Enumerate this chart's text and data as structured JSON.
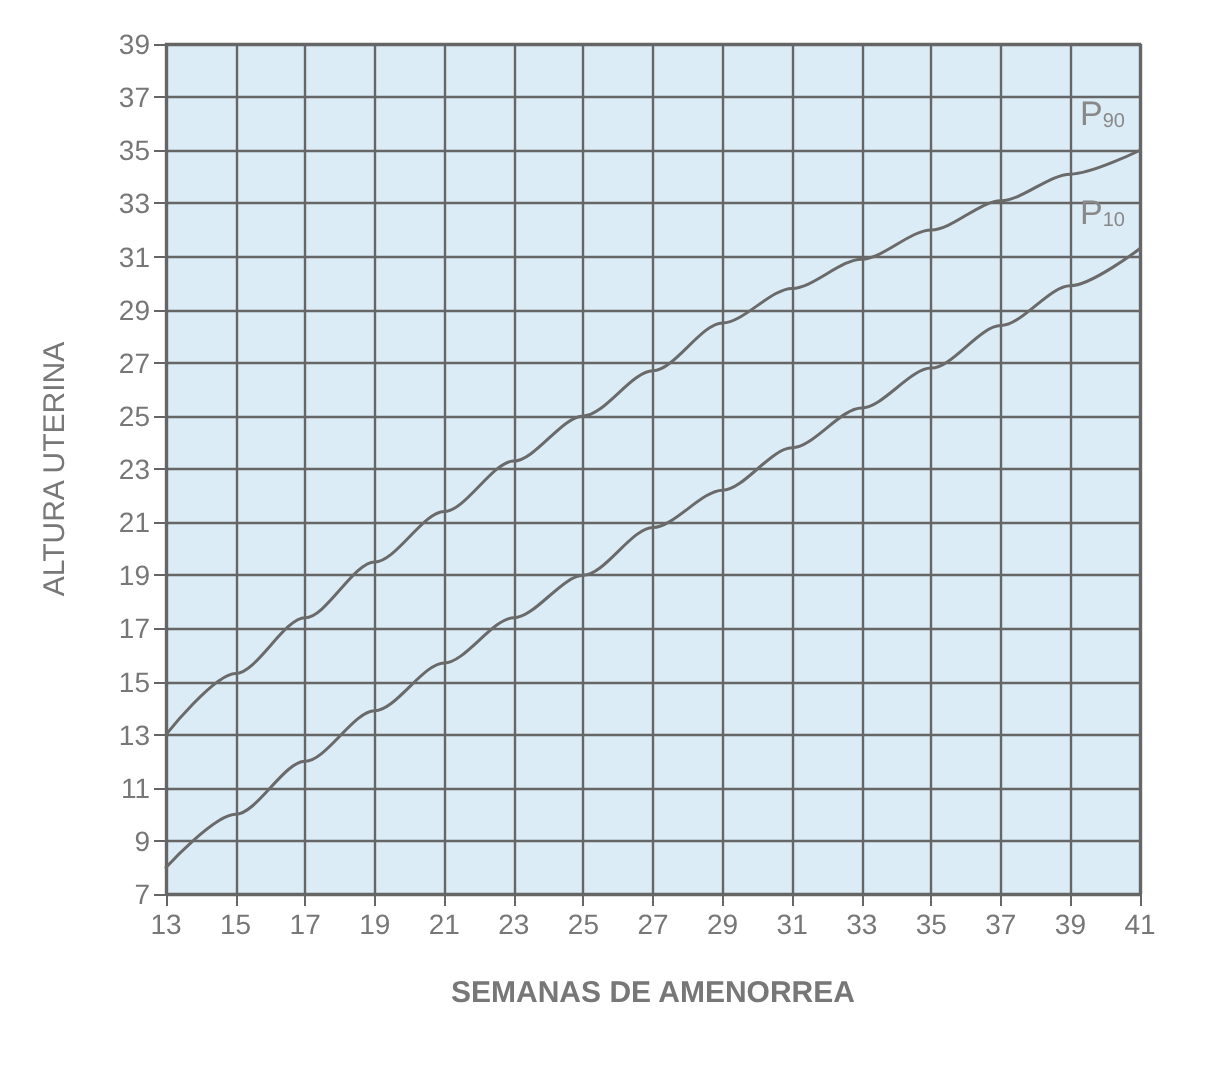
{
  "chart_data": {
    "type": "line",
    "xlabel": "SEMANAS DE AMENORREA",
    "ylabel": "ALTURA UTERINA",
    "x": [
      13,
      15,
      17,
      19,
      21,
      23,
      25,
      27,
      29,
      31,
      33,
      35,
      37,
      39,
      41
    ],
    "series": [
      {
        "name": "P$_{90}$",
        "color": "#6a6a6a",
        "values": [
          13,
          15.3,
          17.4,
          19.5,
          21.4,
          23.3,
          25,
          26.7,
          28.5,
          29.8,
          30.9,
          32,
          33.1,
          34.1,
          35
        ]
      },
      {
        "name": "P$_{10}$",
        "color": "#6a6a6a",
        "values": [
          8,
          10,
          12,
          13.9,
          15.7,
          17.4,
          19,
          20.8,
          22.2,
          23.8,
          25.3,
          26.8,
          28.4,
          29.9,
          31.3
        ]
      }
    ],
    "xlim": [
      13,
      41
    ],
    "xticks": [
      13,
      15,
      17,
      19,
      21,
      23,
      25,
      27,
      29,
      31,
      33,
      35,
      37,
      39,
      41
    ],
    "ylim": [
      7,
      39
    ],
    "yticks": [
      7,
      9,
      11,
      13,
      15,
      17,
      19,
      21,
      23,
      25,
      27,
      29,
      31,
      33,
      35,
      37,
      39
    ],
    "grid": true,
    "legend": false,
    "marker": "none",
    "line_style": "solid"
  }
}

(EXERCISE) Give every line above again exactly, with no pictures.

(ANSWER BELOW)
Enumerate this chart's text and data as structured JSON.
{
  "chart_data": {
    "type": "line",
    "xlabel": "SEMANAS DE AMENORREA",
    "ylabel": "ALTURA UTERINA",
    "x": [
      13,
      15,
      17,
      19,
      21,
      23,
      25,
      27,
      29,
      31,
      33,
      35,
      37,
      39,
      41
    ],
    "series": [
      {
        "name": "P$_{90}$",
        "color": "#6a6a6a",
        "values": [
          13,
          15.3,
          17.4,
          19.5,
          21.4,
          23.3,
          25,
          26.7,
          28.5,
          29.8,
          30.9,
          32,
          33.1,
          34.1,
          35
        ]
      },
      {
        "name": "P$_{10}$",
        "color": "#6a6a6a",
        "values": [
          8,
          10,
          12,
          13.9,
          15.7,
          17.4,
          19,
          20.8,
          22.2,
          23.8,
          25.3,
          26.8,
          28.4,
          29.9,
          31.3
        ]
      }
    ],
    "xlim": [
      13,
      41
    ],
    "xticks": [
      13,
      15,
      17,
      19,
      21,
      23,
      25,
      27,
      29,
      31,
      33,
      35,
      37,
      39,
      41
    ],
    "ylim": [
      7,
      39
    ],
    "yticks": [
      7,
      9,
      11,
      13,
      15,
      17,
      19,
      21,
      23,
      25,
      27,
      29,
      31,
      33,
      35,
      37,
      39
    ],
    "grid": true,
    "legend": false,
    "marker": "none",
    "line_style": "solid"
  }
}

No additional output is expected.